*Written request:* Reproduce everything in the article on validating project management ROI below, from "Generally, organizations that" down to "attributes and cognizance.", word for word.

Author: Thomas Flynn

Validating Project Management ROI

Looking Beyond Skill Sets and Competencies

The objective of this article is to illustrate methods that can be used to validate a Return on Investment (ROI), looking beyond skill sets and competencies.

Generally, organizations that engage in a formal Project Management Training Program will look to validate their investment by initially assessing a marked improvement in individual participant skill set and competency advancement. This is, however, only an initial benchmark of effective project management training and the integration of raised personal attributes and cognizance.

The real test of the validity of a program lies in the participants’ ability to return to the project management environment and make a day-to-day difference in their actual project assignments. This can be measured, stratified and sold by utilizing two different mindsets/methods.

The first mindset/method, best used by an organization that is employing a definitive and mature methodology (defined as a methodology in operation and successfully in use for more than two years), would be to target the areas that comprise their key process indicators (KPIs). These areas would be determined by tracking actual project data over the methodology maturity life cycle, i.e., bolstering the skill and competencies that would make the most positive difference in day-to-day implementation of the definitive methodology.

*Data extract:*

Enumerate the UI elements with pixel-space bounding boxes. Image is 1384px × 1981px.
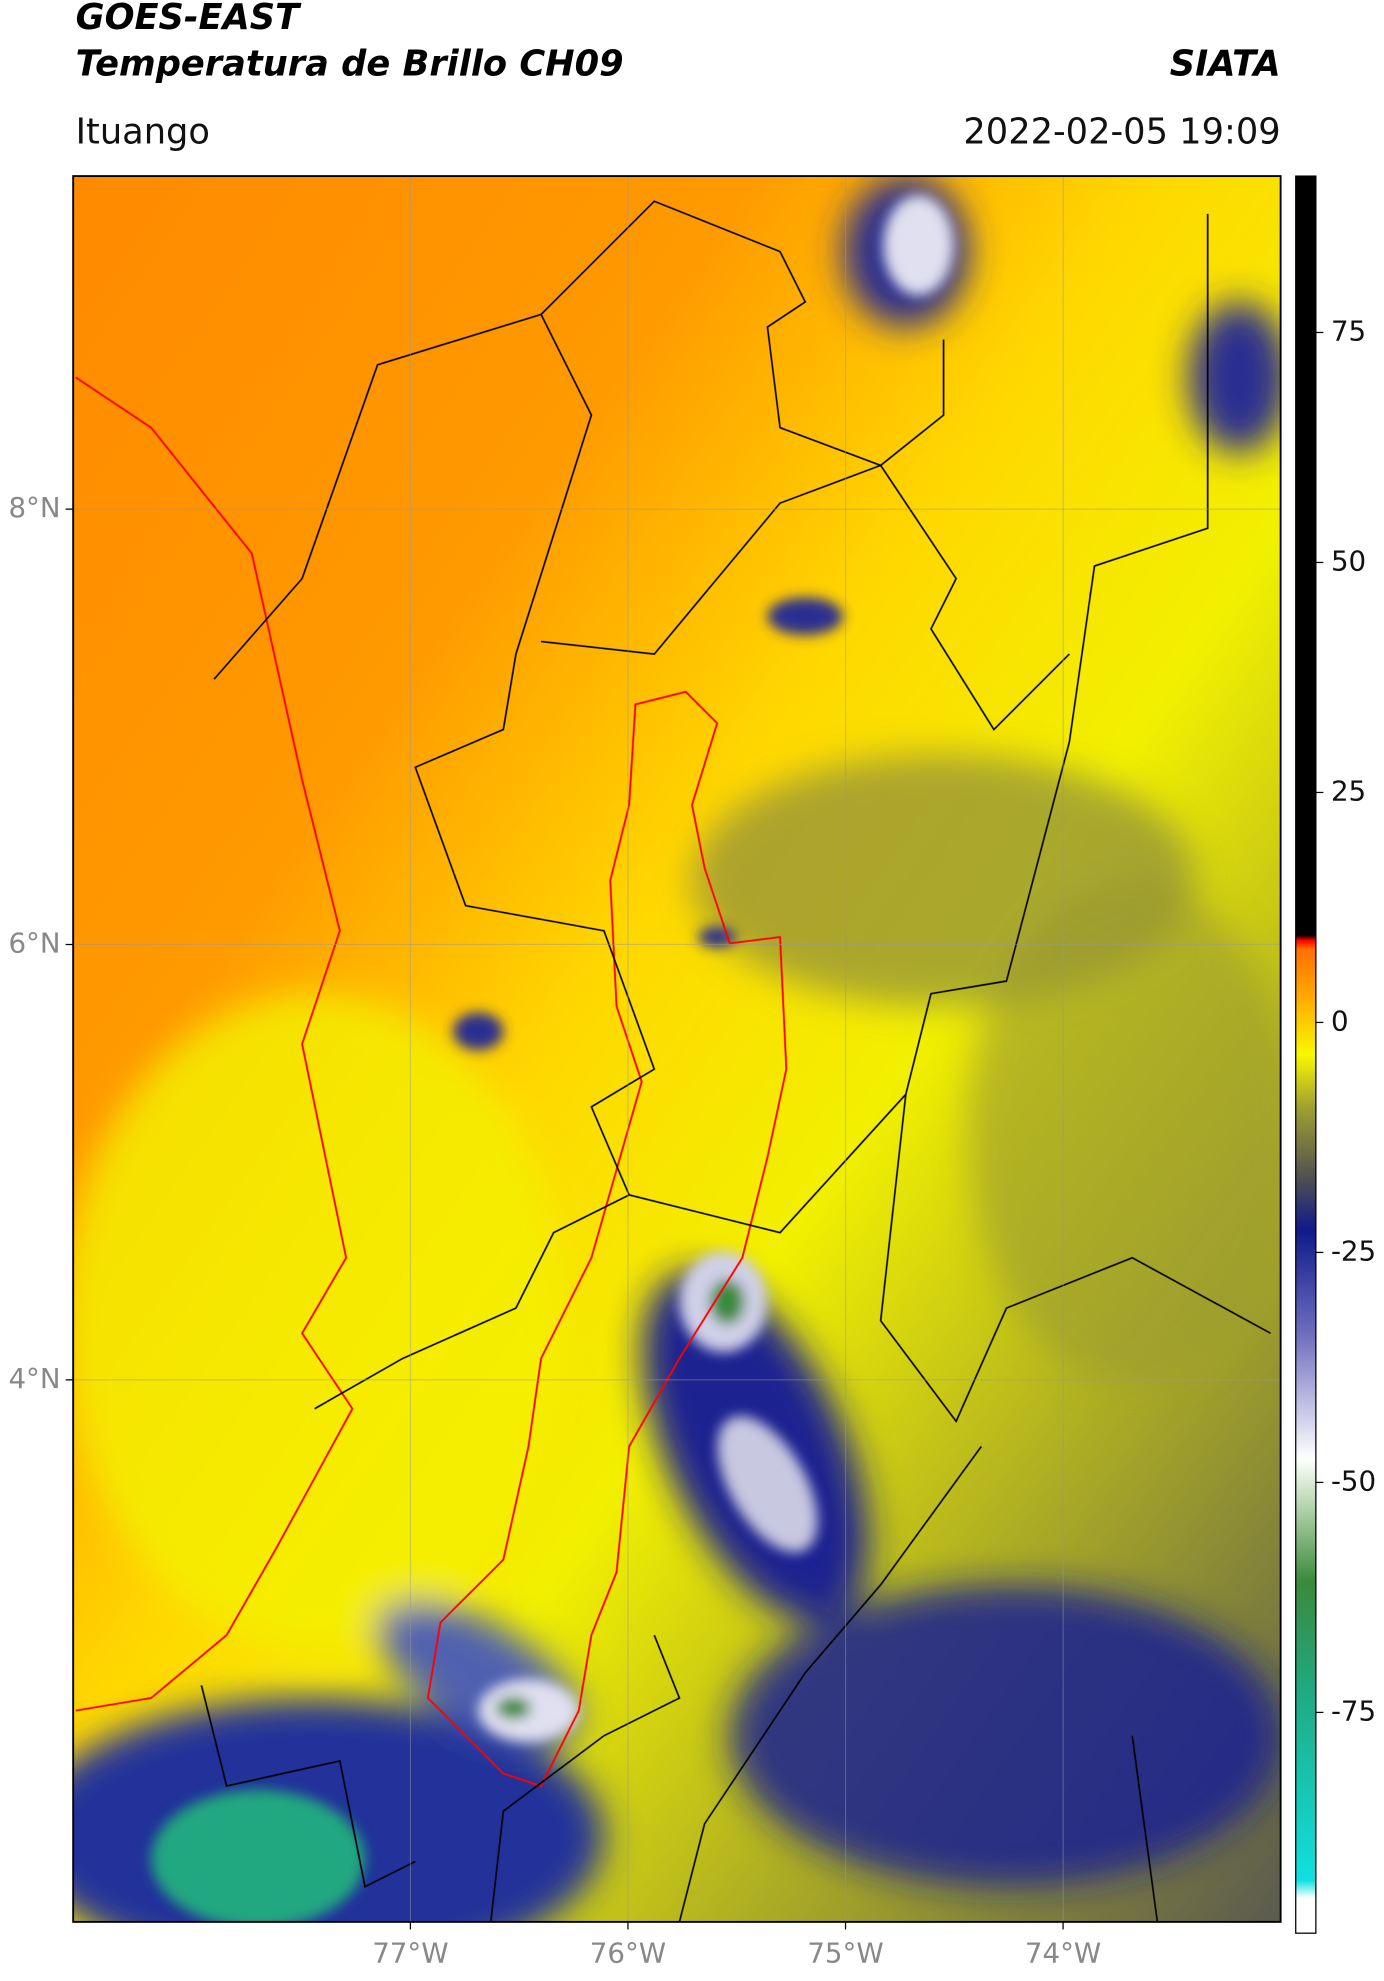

*Task result:*
Generally, organizations that engage in a formal Project Management Training Program will look to validate their investment by initially assessing a marked improvement in individual participant skill set and competency advancement. This is, however, only an initial benchmark of effective project management training and the integration of raised personal attributes and cognizance.